Task statement:
Answer these questions from the hospital passage:
(a) Where was the woman holding the tray of cookies standing?
(b) What program did they watch while the technician had Emma?
(c) What does the technician suggest trying if the nail-polish remover does not work?

Text segment:
[Start of section]
We marched back into the hospital, only to be greeted by a kind lady at B elevators holding a tray of warm, delicious-smelling chocolate-chip cookies. "Oh, here are some customers for me," she smiled, holding the tray out to my children.
"I'm sorry, we can't," I quickly replied, steering the girls away from temptation, "they have Celiac disease. So no wheat cookies for us, but thanks." I tried to keep my voice cheery, but I felt awful as the girls stood quietly on the elevator and watched the cookie lady disappear between the closing doors. "So, Emma," I changed the subject, "are you ready to get that stuff off of your head? That will sure feel good!"
We sat again watching Elmo's World after the technician took Emma back. When they reappeared Emma looked like a child who had recently been rescued from the slums. I hadn't anticipated that Kodak moment. Her hair was twisted and matted with masses of white clumps and tiny white flakes throughout. She looked like a lice-infested dumpster-dwelling child.
"Now, there's still some glue in her hair," the technician explained. Oh really? I thought that was moldy cheese. I contemplated shaving Emma's head, but the tech had a much simpler idea. "Now all you need to do is wash her hair with some acetone-based nail-polish remover..." Oh, is that all? Lovely. "...and if that doesn't work you could try some vegetable oil, sometimes that helps to loosen it." So acetone alone doesn't just eat the hair off of her head? Interesting. Then I get to slather her in vegetable oil? That should be as much fun as chasing the greased pig at the county fair. Anything else? "It's not going to come out by itself, and it will take a few washings..." I'm sure it will. "...and here's a fine-toothed come to help you scrape it out."
[End of section]
Information:
[Start of section]
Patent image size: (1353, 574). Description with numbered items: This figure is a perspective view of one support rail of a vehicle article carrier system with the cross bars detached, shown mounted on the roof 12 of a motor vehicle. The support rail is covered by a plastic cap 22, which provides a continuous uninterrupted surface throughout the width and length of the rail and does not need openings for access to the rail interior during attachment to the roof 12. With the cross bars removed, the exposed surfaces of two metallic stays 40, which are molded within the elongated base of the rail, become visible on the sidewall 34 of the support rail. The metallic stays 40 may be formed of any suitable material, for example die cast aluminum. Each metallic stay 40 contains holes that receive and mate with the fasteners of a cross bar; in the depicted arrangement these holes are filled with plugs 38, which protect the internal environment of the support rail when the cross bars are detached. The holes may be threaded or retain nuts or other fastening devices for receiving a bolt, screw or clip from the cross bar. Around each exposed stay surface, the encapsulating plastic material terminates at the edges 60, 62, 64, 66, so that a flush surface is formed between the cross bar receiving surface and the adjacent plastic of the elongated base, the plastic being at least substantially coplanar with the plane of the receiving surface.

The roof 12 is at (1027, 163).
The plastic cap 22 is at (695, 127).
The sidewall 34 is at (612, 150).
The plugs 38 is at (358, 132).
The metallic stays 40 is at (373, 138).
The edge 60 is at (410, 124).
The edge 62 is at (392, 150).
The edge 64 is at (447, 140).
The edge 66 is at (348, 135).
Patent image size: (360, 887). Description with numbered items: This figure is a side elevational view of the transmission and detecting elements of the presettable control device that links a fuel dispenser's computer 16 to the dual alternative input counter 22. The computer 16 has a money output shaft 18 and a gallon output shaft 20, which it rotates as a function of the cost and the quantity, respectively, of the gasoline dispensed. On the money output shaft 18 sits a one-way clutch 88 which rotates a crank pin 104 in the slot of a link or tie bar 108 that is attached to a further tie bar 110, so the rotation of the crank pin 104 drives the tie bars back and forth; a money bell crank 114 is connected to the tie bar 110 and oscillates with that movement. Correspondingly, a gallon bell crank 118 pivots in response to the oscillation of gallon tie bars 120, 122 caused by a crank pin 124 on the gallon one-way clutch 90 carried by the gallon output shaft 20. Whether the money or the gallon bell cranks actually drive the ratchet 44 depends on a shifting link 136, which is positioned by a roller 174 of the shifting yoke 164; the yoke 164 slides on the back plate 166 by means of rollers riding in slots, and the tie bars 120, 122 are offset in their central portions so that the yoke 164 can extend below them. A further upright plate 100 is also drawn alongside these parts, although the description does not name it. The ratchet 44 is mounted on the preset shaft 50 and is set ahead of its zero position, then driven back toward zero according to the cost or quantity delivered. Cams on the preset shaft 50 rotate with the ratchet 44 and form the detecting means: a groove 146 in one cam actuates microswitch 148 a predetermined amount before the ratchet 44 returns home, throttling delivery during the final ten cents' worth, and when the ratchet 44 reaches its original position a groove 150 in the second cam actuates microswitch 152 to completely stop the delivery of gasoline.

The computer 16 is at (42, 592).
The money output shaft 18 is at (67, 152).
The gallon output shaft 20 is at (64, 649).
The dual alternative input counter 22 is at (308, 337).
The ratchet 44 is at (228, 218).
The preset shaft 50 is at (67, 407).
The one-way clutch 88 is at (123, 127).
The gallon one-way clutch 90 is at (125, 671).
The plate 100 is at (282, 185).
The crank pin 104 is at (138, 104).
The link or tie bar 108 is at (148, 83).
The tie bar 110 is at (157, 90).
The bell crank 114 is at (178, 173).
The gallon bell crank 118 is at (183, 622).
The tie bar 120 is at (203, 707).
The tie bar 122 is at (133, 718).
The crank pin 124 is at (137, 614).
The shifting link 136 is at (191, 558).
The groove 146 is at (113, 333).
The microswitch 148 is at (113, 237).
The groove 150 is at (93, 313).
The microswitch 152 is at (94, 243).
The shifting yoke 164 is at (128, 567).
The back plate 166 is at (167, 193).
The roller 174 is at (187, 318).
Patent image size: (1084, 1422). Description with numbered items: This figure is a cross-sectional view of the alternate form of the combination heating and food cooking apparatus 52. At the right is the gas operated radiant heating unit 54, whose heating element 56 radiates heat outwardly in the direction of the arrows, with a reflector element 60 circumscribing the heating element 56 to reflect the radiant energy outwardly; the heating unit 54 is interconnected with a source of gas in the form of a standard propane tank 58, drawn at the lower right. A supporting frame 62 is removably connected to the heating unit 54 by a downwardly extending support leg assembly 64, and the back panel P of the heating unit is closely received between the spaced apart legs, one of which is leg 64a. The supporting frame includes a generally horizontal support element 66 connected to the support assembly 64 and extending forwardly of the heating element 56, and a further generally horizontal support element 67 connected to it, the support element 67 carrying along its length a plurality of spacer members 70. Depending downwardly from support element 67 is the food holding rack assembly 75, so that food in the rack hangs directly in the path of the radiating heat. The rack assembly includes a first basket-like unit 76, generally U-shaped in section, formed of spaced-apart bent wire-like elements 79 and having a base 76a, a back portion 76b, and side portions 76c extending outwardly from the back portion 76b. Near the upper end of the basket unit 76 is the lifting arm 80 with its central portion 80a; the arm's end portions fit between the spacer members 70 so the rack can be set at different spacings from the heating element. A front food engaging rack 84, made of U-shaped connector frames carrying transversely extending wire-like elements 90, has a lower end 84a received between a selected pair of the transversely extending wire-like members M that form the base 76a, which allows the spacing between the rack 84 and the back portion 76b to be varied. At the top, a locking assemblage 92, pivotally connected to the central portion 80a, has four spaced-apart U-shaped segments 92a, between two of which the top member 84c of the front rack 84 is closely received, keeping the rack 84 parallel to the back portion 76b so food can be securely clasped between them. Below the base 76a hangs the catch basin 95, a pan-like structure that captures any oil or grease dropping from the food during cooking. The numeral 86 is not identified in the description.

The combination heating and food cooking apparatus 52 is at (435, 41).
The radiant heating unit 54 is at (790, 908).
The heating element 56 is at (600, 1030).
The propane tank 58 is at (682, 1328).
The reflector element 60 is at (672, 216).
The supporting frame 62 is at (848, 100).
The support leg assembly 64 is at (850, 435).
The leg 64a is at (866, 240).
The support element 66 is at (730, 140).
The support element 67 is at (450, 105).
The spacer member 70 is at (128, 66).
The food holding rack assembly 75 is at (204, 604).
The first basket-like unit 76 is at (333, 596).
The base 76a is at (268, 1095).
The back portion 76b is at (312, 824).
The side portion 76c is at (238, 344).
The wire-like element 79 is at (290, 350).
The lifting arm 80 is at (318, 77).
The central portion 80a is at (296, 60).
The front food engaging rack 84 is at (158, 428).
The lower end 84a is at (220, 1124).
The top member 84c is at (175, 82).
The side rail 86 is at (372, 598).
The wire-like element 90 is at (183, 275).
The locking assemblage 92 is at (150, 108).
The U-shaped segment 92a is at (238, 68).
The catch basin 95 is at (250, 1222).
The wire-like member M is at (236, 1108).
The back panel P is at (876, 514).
[End of section]
Exercise answer:
(a) At B elevators.
(b) Elmo's World.
(c) Vegetable oil.